Items from a data source
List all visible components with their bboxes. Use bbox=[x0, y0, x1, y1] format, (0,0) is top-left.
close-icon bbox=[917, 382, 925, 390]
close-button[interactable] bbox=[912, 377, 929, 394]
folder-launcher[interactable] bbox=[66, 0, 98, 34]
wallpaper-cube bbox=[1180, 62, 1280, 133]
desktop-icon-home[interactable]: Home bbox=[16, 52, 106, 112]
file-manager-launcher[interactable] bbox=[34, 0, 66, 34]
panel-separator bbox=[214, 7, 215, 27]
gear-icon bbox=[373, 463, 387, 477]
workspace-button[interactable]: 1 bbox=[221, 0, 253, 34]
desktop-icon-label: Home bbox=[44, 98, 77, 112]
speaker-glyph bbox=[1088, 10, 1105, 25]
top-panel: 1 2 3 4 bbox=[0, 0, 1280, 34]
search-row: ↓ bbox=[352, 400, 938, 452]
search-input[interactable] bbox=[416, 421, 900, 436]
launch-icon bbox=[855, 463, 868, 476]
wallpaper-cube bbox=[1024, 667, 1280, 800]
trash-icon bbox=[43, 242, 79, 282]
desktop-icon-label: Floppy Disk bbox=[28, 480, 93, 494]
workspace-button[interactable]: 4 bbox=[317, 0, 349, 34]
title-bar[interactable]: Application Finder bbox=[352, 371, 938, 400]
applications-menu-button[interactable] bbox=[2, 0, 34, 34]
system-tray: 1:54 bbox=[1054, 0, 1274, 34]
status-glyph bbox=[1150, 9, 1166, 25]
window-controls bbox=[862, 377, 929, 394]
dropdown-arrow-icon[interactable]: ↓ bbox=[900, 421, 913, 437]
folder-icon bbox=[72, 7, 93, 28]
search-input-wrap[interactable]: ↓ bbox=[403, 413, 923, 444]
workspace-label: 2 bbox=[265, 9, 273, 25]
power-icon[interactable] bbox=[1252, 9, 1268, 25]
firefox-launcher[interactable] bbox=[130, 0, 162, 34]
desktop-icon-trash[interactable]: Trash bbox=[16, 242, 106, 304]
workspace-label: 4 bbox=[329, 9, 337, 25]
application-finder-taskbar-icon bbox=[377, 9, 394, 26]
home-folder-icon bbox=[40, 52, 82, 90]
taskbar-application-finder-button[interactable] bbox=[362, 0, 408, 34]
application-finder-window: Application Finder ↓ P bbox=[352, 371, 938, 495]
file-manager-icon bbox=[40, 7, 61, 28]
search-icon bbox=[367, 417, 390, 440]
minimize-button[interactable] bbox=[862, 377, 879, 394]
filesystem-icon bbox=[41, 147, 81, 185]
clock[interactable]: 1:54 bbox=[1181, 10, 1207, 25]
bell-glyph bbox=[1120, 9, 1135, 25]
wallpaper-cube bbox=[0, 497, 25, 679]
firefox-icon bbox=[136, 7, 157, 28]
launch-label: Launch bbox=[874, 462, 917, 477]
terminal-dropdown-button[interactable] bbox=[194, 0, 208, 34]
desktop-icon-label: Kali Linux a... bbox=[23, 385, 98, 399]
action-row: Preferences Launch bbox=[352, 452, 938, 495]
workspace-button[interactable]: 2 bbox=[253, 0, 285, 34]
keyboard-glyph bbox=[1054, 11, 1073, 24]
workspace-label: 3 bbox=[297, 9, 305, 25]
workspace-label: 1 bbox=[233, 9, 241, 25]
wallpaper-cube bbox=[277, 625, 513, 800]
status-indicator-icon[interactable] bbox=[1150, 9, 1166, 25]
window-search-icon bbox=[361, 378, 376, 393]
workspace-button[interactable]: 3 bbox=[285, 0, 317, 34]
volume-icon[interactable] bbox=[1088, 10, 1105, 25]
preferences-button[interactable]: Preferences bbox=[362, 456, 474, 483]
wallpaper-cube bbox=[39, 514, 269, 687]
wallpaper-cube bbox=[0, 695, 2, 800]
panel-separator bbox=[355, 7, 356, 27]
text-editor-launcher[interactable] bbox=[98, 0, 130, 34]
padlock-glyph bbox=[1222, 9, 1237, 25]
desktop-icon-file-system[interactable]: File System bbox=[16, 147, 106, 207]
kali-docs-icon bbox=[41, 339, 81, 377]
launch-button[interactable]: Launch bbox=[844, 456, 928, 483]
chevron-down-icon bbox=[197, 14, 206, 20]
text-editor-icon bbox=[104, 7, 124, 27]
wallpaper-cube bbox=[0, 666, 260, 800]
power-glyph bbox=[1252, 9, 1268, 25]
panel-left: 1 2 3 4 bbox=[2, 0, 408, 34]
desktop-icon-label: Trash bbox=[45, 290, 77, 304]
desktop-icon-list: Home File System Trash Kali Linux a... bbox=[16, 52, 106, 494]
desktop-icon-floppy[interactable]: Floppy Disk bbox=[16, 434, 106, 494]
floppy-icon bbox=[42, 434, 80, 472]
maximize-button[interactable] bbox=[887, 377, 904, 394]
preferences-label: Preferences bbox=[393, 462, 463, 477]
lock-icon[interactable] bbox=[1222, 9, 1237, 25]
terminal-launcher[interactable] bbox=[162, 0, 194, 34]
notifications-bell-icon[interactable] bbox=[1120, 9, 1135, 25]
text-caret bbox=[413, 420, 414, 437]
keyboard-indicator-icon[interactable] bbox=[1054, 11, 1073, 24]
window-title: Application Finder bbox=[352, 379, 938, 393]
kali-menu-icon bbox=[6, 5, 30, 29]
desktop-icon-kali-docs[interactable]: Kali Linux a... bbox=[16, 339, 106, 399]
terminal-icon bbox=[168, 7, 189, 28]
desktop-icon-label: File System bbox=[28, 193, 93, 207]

## [Written instruction]
Copy these lines down exactly as they appear, covering every one of them.

## [Final result]
List all visible components with their bboxes. Use bbox=[x0, y0, x1, y1] format, (0,0) is top-left.
close-icon bbox=[917, 382, 925, 390]
close-button[interactable] bbox=[912, 377, 929, 394]
folder-launcher[interactable] bbox=[66, 0, 98, 34]
wallpaper-cube bbox=[1180, 62, 1280, 133]
desktop-icon-home[interactable]: Home bbox=[16, 52, 106, 112]
file-manager-launcher[interactable] bbox=[34, 0, 66, 34]
panel-separator bbox=[214, 7, 215, 27]
gear-icon bbox=[373, 463, 387, 477]
workspace-button[interactable]: 1 bbox=[221, 0, 253, 34]
desktop-icon-label: Home bbox=[44, 98, 77, 112]
speaker-glyph bbox=[1088, 10, 1105, 25]
top-panel: 1 2 3 4 bbox=[0, 0, 1280, 34]
search-row: ↓ bbox=[352, 400, 938, 452]
search-input[interactable] bbox=[416, 421, 900, 436]
launch-icon bbox=[855, 463, 868, 476]
wallpaper-cube bbox=[1024, 667, 1280, 800]
trash-icon bbox=[43, 242, 79, 282]
desktop-icon-label: Floppy Disk bbox=[28, 480, 93, 494]
workspace-button[interactable]: 4 bbox=[317, 0, 349, 34]
title-bar[interactable]: Application Finder bbox=[352, 371, 938, 400]
applications-menu-button[interactable] bbox=[2, 0, 34, 34]
system-tray: 1:54 bbox=[1054, 0, 1274, 34]
status-glyph bbox=[1150, 9, 1166, 25]
window-controls bbox=[862, 377, 929, 394]
dropdown-arrow-icon[interactable]: ↓ bbox=[900, 421, 913, 437]
folder-icon bbox=[72, 7, 93, 28]
search-input-wrap[interactable]: ↓ bbox=[403, 413, 923, 444]
workspace-label: 2 bbox=[265, 9, 273, 25]
power-icon[interactable] bbox=[1252, 9, 1268, 25]
firefox-launcher[interactable] bbox=[130, 0, 162, 34]
desktop-icon-trash[interactable]: Trash bbox=[16, 242, 106, 304]
workspace-label: 4 bbox=[329, 9, 337, 25]
application-finder-taskbar-icon bbox=[377, 9, 394, 26]
home-folder-icon bbox=[40, 52, 82, 90]
taskbar-application-finder-button[interactable] bbox=[362, 0, 408, 34]
application-finder-window: Application Finder ↓ P bbox=[352, 371, 938, 495]
file-manager-icon bbox=[40, 7, 61, 28]
search-icon bbox=[367, 417, 390, 440]
minimize-button[interactable] bbox=[862, 377, 879, 394]
filesystem-icon bbox=[41, 147, 81, 185]
clock[interactable]: 1:54 bbox=[1181, 10, 1207, 25]
bell-glyph bbox=[1120, 9, 1135, 25]
wallpaper-cube bbox=[0, 497, 25, 679]
firefox-icon bbox=[136, 7, 157, 28]
launch-label: Launch bbox=[874, 462, 917, 477]
terminal-dropdown-button[interactable] bbox=[194, 0, 208, 34]
desktop-icon-label: Kali Linux a... bbox=[23, 385, 98, 399]
action-row: Preferences Launch bbox=[352, 452, 938, 495]
workspace-button[interactable]: 2 bbox=[253, 0, 285, 34]
keyboard-glyph bbox=[1054, 11, 1073, 24]
workspace-label: 3 bbox=[297, 9, 305, 25]
workspace-label: 1 bbox=[233, 9, 241, 25]
wallpaper-cube bbox=[277, 625, 513, 800]
status-indicator-icon[interactable] bbox=[1150, 9, 1166, 25]
window-search-icon bbox=[361, 378, 376, 393]
workspace-button[interactable]: 3 bbox=[285, 0, 317, 34]
volume-icon[interactable] bbox=[1088, 10, 1105, 25]
preferences-button[interactable]: Preferences bbox=[362, 456, 474, 483]
wallpaper-cube bbox=[39, 514, 269, 687]
wallpaper-cube bbox=[0, 695, 2, 800]
panel-separator bbox=[355, 7, 356, 27]
text-editor-launcher[interactable] bbox=[98, 0, 130, 34]
padlock-glyph bbox=[1222, 9, 1237, 25]
desktop-icon-file-system[interactable]: File System bbox=[16, 147, 106, 207]
kali-docs-icon bbox=[41, 339, 81, 377]
launch-button[interactable]: Launch bbox=[844, 456, 928, 483]
chevron-down-icon bbox=[197, 14, 206, 20]
text-editor-icon bbox=[104, 7, 124, 27]
wallpaper-cube bbox=[0, 666, 260, 800]
power-glyph bbox=[1252, 9, 1268, 25]
panel-left: 1 2 3 4 bbox=[2, 0, 408, 34]
desktop-icon-label: Trash bbox=[45, 290, 77, 304]
desktop-icon-list: Home File System Trash Kali Linux a... bbox=[16, 52, 106, 494]
desktop-icon-floppy[interactable]: Floppy Disk bbox=[16, 434, 106, 494]
floppy-icon bbox=[42, 434, 80, 472]
maximize-button[interactable] bbox=[887, 377, 904, 394]
preferences-label: Preferences bbox=[393, 462, 463, 477]
lock-icon[interactable] bbox=[1222, 9, 1237, 25]
terminal-launcher[interactable] bbox=[162, 0, 194, 34]
notifications-bell-icon[interactable] bbox=[1120, 9, 1135, 25]
text-caret bbox=[413, 420, 414, 437]
keyboard-indicator-icon[interactable] bbox=[1054, 11, 1073, 24]
window-title: Application Finder bbox=[352, 379, 938, 393]
kali-menu-icon bbox=[6, 5, 30, 29]
desktop-icon-kali-docs[interactable]: Kali Linux a... bbox=[16, 339, 106, 399]
terminal-icon bbox=[168, 7, 189, 28]
desktop-icon-label: File System bbox=[28, 193, 93, 207]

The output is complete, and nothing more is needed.